* **SHORT EXERCISE**
Copy out the lines that have "早期收获" in them.

* **MATERIAL**

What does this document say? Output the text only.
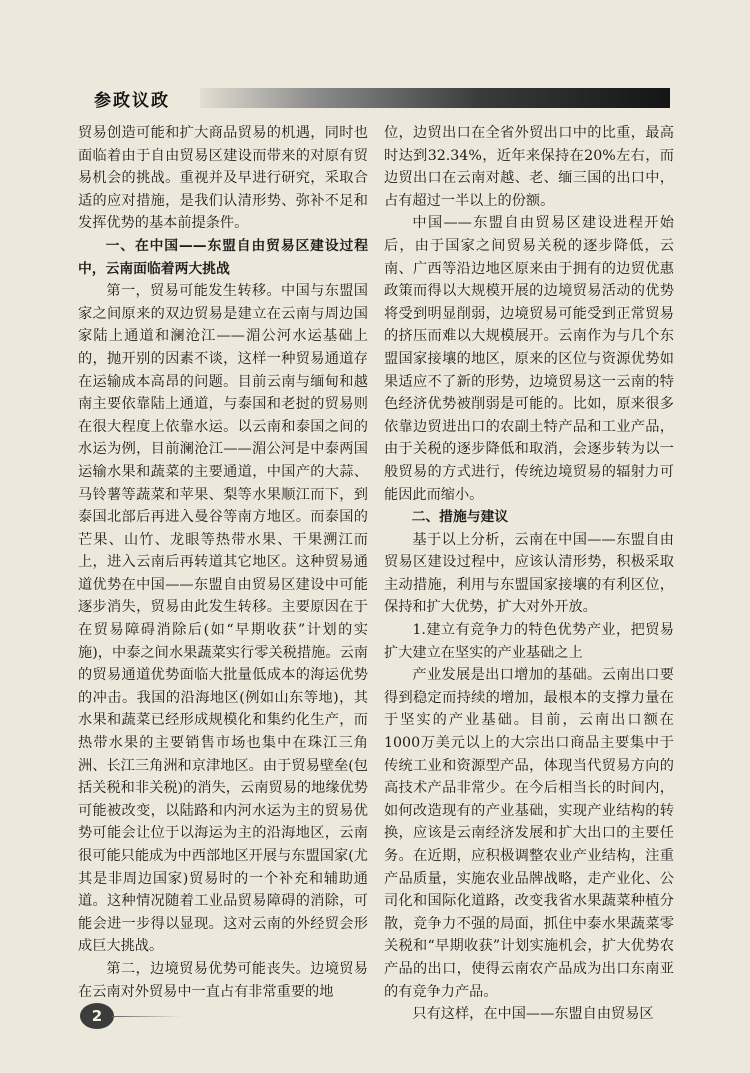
参政议政

贸易创造可能和扩大商品贸易的机遇，同时也面临着由于自由贸易区建设而带来的对原有贸易机会的挑战。重视并及早进行研究，采取合适的应对措施，是我们认清形势、弥补不足和发挥优势的基本前提条件。

一、在中国——东盟自由贸易区建设过程中，云南面临着两大挑战

第一，贸易可能发生转移。中国与东盟国家之间原来的双边贸易是建立在云南与周边国家陆上通道和澜沧江——湄公河水运基础上的，抛开别的因素不谈，这样一种贸易通道存在运输成本高昂的问题。目前云南与缅甸和越南主要依靠陆上通道，与泰国和老挝的贸易则在很大程度上依靠水运。以云南和泰国之间的水运为例，目前澜沧江——湄公河是中泰两国运输水果和蔬菜的主要通道，中国产的大蒜、马铃薯等蔬菜和苹果、梨等水果顺江而下，到泰国北部后再进入曼谷等南方地区。而泰国的芒果、山竹、龙眼等热带水果、干果溯江而上，进入云南后再转道其它地区。这种贸易通道优势在中国——东盟自由贸易区建设中可能逐步消失，贸易由此发生转移。主要原因在于在贸易障碍消除后(如“早期收获”计划的实施)，中泰之间水果蔬菜实行零关税措施。云南的贸易通道优势面临大批量低成本的海运优势的冲击。我国的沿海地区(例如山东等地)，其水果和蔬菜已经形成规模化和集约化生产，而热带水果的主要销售市场也集中在珠江三角洲、长江三角洲和京津地区。由于贸易壁垒(包括关税和非关税)的消失，云南贸易的地缘优势可能被改变，以陆路和内河水运为主的贸易优势可能会让位于以海运为主的沿海地区，云南很可能只能成为中西部地区开展与东盟国家(尤其是非周边国家)贸易时的一个补充和辅助通道。这种情况随着工业品贸易障碍的消除，可能会进一步得以显现。这对云南的外经贸会形成巨大挑战。

第二，边境贸易优势可能丧失。边境贸易在云南对外贸易中一直占有非常重要的地

位，边贸出口在全省外贸出口中的比重，最高时达到32.34%，近年来保持在20%左右，而边贸出口在云南对越、老、缅三国的出口中，占有超过一半以上的份额。

中国——东盟自由贸易区建设进程开始后，由于国家之间贸易关税的逐步降低，云南、广西等沿边地区原来由于拥有的边贸优惠政策而得以大规模开展的边境贸易活动的优势将受到明显削弱，边境贸易可能受到正常贸易的挤压而难以大规模展开。云南作为与几个东盟国家接壤的地区，原来的区位与资源优势如果适应不了新的形势，边境贸易这一云南的特色经济优势被削弱是可能的。比如，原来很多依靠边贸进出口的农副土特产品和工业产品，由于关税的逐步降低和取消，会逐步转为以一般贸易的方式进行，传统边境贸易的辐射力可能因此而缩小。

二、措施与建议

基于以上分析，云南在中国——东盟自由贸易区建设过程中，应该认清形势，积极采取主动措施，利用与东盟国家接壤的有利区位，保持和扩大优势，扩大对外开放。

1.建立有竞争力的特色优势产业，把贸易扩大建立在坚实的产业基础之上

产业发展是出口增加的基础。云南出口要得到稳定而持续的增加，最根本的支撑力量在于坚实的产业基础。目前，云南出口额在1000万美元以上的大宗出口商品主要集中于传统工业和资源型产品，体现当代贸易方向的高技术产品非常少。在今后相当长的时间内，如何改造现有的产业基础，实现产业结构的转换，应该是云南经济发展和扩大出口的主要任务。在近期，应积极调整农业产业结构，注重产品质量，实施农业品牌战略，走产业化、公司化和国际化道路，改变我省水果蔬菜种植分散，竞争力不强的局面，抓住中泰水果蔬菜零关税和“早期收获”计划实施机会，扩大优势农产品的出口，使得云南农产品成为出口东南亚的有竞争力产品。

只有这样，在中国——东盟自由贸易区

2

* **RESPONSE**
第一，贸易可能发生转移。中国与东盟国家之间原来的双边贸易是建立在云南与周边国家陆上通道和澜沧江——湄公河水运基础上的，抛开别的因素不谈，这样一种贸易通道存在运输成本高昂的问题。目前云南与缅甸和越南主要依靠陆上通道，与泰国和老挝的贸易则在很大程度上依靠水运。以云南和泰国之间的水运为例，目前澜沧江——湄公河是中泰两国运输水果和蔬菜的主要通道，中国产的大蒜、马铃薯等蔬菜和苹果、梨等水果顺江而下，到泰国北部后再进入曼谷等南方地区。而泰国的芒果、山竹、龙眼等热带水果、干果溯江而上，进入云南后再转道其它地区。这种贸易通道优势在中国——东盟自由贸易区建设中可能逐步消失，贸易由此发生转移。主要原因在于在贸易障碍消除后(如“早期收获”计划的实施)，中泰之间水果蔬菜实行零关税措施。云南的贸易通道优势面临大批量低成本的海运优势的冲击。我国的沿海地区(例如山东等地)，其水果和蔬菜已经形成规模化和集约化生产，而热带水果的主要销售市场也集中在珠江三角洲、长江三角洲和京津地区。由于贸易壁垒(包括关税和非关税)的消失，云南贸易的地缘优势可能被改变，以陆路和内河水运为主的贸易优势可能会让位于以海运为主的沿海地区，云南很可能只能成为中西部地区开展与东盟国家(尤其是非周边国家)贸易时的一个补充和辅助通道。这种情况随着工业品贸易障碍的消除，可能会进一步得以显现。这对云南的外经贸会形成巨大挑战。
产业发展是出口增加的基础。云南出口要得到稳定而持续的增加，最根本的支撑力量在于坚实的产业基础。目前，云南出口额在1000万美元以上的大宗出口商品主要集中于传统工业和资源型产品，体现当代贸易方向的高技术产品非常少。在今后相当长的时间内，如何改造现有的产业基础，实现产业结构的转换，应该是云南经济发展和扩大出口的主要任务。在近期，应积极调整农业产业结构，注重产品质量，实施农业品牌战略，走产业化、公司化和国际化道路，改变我省水果蔬菜种植分散，竞争力不强的局面，抓住中泰水果蔬菜零关税和“早期收获”计划实施机会，扩大优势农产品的出口，使得云南农产品成为出口东南亚的有竞争力产品。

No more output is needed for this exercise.